Copy down every line where the string "coupe" shows up.

────────────────────────────────────────

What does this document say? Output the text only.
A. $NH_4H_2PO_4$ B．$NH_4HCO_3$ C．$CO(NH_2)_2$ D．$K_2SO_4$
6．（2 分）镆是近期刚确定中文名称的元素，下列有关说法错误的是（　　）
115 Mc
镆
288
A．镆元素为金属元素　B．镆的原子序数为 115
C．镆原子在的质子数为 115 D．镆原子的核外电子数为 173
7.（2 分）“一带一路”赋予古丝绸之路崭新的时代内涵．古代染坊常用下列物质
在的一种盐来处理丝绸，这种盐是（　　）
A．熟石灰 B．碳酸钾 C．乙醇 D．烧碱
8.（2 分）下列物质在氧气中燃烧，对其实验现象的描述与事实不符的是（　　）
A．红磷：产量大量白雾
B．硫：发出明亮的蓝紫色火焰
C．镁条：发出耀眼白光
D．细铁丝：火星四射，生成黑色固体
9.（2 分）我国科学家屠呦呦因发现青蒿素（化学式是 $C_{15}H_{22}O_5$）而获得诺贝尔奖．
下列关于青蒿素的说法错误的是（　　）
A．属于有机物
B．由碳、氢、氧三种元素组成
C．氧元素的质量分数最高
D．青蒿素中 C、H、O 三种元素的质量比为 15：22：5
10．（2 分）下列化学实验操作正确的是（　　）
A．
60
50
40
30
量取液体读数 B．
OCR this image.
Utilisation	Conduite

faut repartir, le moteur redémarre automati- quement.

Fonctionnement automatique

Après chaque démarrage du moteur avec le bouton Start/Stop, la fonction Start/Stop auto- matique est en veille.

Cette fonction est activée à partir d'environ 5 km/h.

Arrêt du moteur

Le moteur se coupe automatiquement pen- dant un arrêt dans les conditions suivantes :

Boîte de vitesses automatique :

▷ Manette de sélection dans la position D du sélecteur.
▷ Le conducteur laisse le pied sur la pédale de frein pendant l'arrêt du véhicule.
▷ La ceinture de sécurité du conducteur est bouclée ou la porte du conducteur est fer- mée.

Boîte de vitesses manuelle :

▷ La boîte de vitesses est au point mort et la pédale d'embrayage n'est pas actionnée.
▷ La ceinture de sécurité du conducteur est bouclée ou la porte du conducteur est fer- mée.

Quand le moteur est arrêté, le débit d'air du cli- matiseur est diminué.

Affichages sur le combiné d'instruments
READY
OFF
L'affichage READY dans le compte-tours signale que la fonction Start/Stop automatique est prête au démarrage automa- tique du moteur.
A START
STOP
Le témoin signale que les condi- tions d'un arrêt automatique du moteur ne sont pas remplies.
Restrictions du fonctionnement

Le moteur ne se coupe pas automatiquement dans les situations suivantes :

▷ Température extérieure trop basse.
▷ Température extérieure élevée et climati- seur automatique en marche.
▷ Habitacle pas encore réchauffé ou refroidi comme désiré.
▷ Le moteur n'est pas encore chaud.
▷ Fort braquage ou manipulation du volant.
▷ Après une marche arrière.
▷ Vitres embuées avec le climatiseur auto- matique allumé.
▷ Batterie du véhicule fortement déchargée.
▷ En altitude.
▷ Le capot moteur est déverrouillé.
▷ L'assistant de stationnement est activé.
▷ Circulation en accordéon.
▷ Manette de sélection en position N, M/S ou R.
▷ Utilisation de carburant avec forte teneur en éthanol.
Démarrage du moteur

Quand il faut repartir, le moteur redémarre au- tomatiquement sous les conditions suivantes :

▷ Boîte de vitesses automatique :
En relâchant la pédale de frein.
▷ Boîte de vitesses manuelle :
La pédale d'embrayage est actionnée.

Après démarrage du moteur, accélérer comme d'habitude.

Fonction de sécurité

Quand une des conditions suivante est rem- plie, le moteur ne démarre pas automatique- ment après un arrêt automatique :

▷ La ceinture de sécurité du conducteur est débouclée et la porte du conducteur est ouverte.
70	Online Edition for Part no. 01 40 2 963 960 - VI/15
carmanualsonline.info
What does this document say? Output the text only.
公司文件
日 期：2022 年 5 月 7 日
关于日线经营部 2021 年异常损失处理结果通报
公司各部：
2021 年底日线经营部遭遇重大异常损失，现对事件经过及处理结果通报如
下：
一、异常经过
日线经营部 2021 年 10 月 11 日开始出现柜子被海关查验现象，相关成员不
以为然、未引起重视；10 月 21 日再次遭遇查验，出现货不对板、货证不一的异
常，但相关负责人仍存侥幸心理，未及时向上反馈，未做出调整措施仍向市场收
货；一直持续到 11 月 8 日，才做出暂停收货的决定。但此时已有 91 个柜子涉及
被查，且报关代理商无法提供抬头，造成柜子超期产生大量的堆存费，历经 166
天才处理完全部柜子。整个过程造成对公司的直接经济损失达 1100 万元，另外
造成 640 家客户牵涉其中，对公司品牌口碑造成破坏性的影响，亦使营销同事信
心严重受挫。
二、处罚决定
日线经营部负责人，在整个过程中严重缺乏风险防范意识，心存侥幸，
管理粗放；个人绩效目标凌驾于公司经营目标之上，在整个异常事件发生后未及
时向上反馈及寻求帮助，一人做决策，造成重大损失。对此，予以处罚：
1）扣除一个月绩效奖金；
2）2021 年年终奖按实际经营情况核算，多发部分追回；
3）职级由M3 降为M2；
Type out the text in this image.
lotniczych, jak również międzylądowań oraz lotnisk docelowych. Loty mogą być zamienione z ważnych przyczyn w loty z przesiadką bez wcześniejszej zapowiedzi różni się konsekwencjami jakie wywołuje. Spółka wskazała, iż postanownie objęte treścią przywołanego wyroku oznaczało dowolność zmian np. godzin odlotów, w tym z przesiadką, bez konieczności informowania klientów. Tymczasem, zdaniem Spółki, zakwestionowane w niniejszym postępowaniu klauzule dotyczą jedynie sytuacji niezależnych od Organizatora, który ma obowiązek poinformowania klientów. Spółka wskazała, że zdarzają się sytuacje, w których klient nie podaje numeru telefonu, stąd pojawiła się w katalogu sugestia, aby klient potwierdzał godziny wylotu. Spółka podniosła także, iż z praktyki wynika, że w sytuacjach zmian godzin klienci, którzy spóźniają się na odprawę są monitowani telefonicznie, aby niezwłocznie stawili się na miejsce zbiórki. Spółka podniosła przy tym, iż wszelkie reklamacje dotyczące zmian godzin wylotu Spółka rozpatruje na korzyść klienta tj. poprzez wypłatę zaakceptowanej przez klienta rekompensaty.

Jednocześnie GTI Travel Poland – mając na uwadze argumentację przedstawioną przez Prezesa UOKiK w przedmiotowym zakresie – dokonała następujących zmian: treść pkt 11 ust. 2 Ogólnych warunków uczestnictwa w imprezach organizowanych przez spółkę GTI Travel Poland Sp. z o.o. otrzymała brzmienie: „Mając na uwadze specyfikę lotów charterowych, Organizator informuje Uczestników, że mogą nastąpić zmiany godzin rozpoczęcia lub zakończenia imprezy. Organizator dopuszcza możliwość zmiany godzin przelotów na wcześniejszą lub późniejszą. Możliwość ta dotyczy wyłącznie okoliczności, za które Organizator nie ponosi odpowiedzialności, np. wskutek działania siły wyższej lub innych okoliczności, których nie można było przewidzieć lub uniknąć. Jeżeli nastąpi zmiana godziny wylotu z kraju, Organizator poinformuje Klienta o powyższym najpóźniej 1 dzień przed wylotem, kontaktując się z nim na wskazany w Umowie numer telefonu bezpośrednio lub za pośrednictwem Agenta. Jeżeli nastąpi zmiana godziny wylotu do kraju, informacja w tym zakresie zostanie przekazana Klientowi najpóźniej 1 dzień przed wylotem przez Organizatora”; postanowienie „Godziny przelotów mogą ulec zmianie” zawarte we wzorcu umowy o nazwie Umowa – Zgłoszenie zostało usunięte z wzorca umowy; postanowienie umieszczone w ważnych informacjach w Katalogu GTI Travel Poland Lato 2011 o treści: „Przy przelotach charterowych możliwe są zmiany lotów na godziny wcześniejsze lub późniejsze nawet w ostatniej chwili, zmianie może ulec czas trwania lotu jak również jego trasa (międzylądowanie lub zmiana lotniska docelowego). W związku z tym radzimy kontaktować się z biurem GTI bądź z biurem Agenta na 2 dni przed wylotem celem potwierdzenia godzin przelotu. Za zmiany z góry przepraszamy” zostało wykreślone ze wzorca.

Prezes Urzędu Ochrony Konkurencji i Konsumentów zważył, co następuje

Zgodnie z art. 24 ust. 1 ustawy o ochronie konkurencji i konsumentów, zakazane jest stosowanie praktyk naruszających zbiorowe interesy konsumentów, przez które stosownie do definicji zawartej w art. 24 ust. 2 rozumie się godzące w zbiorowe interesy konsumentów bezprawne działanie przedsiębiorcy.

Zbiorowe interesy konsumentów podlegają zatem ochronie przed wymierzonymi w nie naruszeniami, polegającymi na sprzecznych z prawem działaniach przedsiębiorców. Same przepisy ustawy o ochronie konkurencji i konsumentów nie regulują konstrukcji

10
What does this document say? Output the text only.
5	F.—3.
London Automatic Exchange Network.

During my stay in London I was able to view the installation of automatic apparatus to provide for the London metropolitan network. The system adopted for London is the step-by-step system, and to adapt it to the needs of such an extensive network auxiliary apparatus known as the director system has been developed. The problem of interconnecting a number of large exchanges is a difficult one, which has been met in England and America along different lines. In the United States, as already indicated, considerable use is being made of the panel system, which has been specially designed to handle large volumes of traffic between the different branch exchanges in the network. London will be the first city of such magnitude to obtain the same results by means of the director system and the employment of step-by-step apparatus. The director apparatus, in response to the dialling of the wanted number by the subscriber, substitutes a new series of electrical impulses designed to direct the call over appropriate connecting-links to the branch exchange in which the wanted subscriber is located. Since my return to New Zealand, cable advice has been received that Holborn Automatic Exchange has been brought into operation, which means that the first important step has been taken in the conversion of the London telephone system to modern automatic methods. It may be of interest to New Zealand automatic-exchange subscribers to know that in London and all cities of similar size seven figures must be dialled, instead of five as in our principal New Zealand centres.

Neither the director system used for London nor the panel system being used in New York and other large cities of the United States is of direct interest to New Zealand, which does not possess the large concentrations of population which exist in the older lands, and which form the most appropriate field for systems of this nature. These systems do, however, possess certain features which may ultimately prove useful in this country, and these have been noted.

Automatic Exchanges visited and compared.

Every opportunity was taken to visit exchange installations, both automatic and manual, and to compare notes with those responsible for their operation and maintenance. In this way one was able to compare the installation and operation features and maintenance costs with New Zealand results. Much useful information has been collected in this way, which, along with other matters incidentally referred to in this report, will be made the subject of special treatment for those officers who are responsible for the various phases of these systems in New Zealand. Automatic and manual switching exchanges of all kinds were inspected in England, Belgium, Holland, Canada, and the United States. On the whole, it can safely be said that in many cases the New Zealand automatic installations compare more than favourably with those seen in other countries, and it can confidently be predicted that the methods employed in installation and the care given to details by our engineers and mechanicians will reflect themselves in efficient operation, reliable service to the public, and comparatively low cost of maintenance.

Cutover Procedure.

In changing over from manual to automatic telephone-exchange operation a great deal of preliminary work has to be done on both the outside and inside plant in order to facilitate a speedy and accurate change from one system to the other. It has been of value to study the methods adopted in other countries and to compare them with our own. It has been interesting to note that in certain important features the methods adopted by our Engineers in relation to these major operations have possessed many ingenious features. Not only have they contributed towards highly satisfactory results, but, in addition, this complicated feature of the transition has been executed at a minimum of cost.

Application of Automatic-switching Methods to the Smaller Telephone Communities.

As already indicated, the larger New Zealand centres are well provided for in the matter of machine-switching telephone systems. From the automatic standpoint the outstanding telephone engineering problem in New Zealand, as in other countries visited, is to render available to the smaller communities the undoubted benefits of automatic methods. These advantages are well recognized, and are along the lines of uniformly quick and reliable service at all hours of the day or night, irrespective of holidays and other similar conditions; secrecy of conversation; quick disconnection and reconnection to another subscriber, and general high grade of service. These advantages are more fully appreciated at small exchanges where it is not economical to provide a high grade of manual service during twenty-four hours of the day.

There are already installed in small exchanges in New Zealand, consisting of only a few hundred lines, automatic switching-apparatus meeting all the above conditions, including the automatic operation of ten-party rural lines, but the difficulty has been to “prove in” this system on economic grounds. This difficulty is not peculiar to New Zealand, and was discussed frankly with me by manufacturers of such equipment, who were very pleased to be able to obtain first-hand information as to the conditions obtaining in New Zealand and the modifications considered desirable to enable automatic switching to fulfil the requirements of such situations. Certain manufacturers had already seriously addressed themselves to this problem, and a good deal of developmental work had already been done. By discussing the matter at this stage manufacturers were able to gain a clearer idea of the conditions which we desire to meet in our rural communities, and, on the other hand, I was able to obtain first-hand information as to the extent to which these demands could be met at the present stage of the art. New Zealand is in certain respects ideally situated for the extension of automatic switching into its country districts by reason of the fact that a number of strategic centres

────────────────────────────────────────

RESULT FOR THIS TASK:
Le moteur se coupe automatiquement pen- dant un arrêt dans les conditions suivantes :
Le moteur ne se coupe pas automatiquement dans les situations suivantes :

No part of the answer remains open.